_WHAT THE TASK REQUIRES_:
Rewrite the stretch of the text from "Common Stock The" through "to possible redemption.", replacing "redemption" with "repurchase".

_TEXT_:
---*---
On August 17, 2021, the Company entered into a master services agreement  (the “Evolve Agreement”) with Evolve Security, LLC (“Evolve”) for cybersecurity due diligence services related to the Merger. Under the Evolve Agreement, the Company paid Evolve $55,000.

On August 17, 2021, the Company entered into an engagement letter  (the “Edelstein Letter”) with Edelstein & Company, LLP (“Edelstein”) for accounting due diligence services related to the Merger. Under the Edelstein Letter, Edelstein estimated its fees payable by the Company to be $16,000.

On August 17, 2021, the Company entered into an engagement letter (the “Lincoln Letter”) with Lincoln International LLC (“Lincoln”) for fairness opinion services related to the Merger. Under the Lincoln Letter, Lincoln will be entitled to receive a contingent fee in the amount of $500,000 plus expenses upon the consummation of the Merger.

On August 18, 2021, the Company entered into a consulting agreement (the “Consulting Agreement”) with Arthur D. Little LLC (“ADL”) for technical and commercial due diligence services related to the Merger. Under the Consulting Agreement, ADL will receive a contingent fee in the amount of $250,000 plus expenses upon the consummation of the Merger.

On September 13, 2021, the Company entered into an engagement letter (the “M&A Engagement Letter”) with Wells Fargo Securities, LLC (“Wells”), pursuant to which Wells would serve as financial advisor in connection with contemplated acquisitions made by the Company. Under the M&A Engagement Letter, Wells would receive $3,500,000 upon the consummation of a business combination, and would be entitled to 30% of any break-up fee the Company receives upon the termination of a business combination agreement.

On September 14, 2021, the Company entered into engagement letters relating to a private investment in public equity (“PIPE”) financing (the “PIPE Engagement Letter”) and capital markets advisory services (the “Capital Markets Engagement Letter”), each with Wells. Under the PIPE Engagement Letter, Wells would receive a contingent fee equal to 4% of the gross proceeds of securities sold in the PIPE plus expenses. The Company will be obligated to pay an additional $1,500,000 if the gross proceeds of securities sold in a PIPE is above $100,000,000. Under the Capital Markets Engagement Letter, Wells would receive $3,500,000 upon the consummation of a business combination.

Note 8 — Stockholders’ Deficit

Preferred Stock The Company is authorized to issue 1,000,000 shares of preferred stock with a par value of $0.0001 per share with such designations, voting and other rights and preferences as may be determined from time to time by the Company’s board of directors. As of March 31, 2022 and December 31, 2021, there were no shares of preferred stock issued or outstanding.

Common Stock The Company is authorized to issue 100,000,000 shares of common stock with a par value of $0.0001 per share. As of March 31, 2022 and December 31, 2021, there were 34,500,000 shares of common stock issued and outstanding, including 27,600,000 shares of common stock subject to possible redemption.
---*---
_LISTED RECORDS_:
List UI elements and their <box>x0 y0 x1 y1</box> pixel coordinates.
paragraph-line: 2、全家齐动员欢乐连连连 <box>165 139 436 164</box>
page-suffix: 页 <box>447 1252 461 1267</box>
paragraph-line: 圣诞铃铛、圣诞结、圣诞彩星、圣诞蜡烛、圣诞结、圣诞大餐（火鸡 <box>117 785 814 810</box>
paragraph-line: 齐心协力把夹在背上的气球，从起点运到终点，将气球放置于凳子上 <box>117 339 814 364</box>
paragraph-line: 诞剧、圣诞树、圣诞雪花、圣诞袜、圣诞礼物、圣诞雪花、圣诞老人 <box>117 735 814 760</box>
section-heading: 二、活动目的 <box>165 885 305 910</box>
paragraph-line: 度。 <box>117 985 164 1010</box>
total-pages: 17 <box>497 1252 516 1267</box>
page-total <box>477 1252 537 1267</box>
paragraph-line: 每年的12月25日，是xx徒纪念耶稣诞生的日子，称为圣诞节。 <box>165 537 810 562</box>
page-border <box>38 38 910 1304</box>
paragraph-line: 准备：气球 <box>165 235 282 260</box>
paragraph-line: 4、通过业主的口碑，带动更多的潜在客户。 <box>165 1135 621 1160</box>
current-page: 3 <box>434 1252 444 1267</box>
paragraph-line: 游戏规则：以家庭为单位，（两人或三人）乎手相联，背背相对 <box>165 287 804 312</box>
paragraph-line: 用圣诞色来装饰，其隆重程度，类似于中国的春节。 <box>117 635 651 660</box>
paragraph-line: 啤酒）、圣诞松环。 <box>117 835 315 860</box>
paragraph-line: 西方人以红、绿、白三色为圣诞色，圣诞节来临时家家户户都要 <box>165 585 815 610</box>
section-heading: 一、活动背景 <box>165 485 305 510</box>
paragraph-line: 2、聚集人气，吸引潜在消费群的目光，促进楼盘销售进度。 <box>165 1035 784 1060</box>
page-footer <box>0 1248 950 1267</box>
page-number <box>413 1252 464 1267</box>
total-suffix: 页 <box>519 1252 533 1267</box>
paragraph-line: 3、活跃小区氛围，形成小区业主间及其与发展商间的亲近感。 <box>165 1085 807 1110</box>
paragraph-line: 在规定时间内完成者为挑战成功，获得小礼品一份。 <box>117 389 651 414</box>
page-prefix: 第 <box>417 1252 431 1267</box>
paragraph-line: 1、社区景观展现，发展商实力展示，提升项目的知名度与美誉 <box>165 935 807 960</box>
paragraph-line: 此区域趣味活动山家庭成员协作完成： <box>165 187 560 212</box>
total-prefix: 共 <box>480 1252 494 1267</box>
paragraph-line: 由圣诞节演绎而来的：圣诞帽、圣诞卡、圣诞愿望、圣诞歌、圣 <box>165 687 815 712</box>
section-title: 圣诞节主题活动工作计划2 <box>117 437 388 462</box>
---*---
_OUTPUT OF THE TASK_:
Common Stock The Company is authorized to issue 100,000,000 shares of common stock with a par value of $0.0001 per share. As of March 31, 2022 and December 31, 2021, there were 34,500,000 shares of common stock issued and outstanding, including 27,600,000 shares of common stock subject to possible repurchase.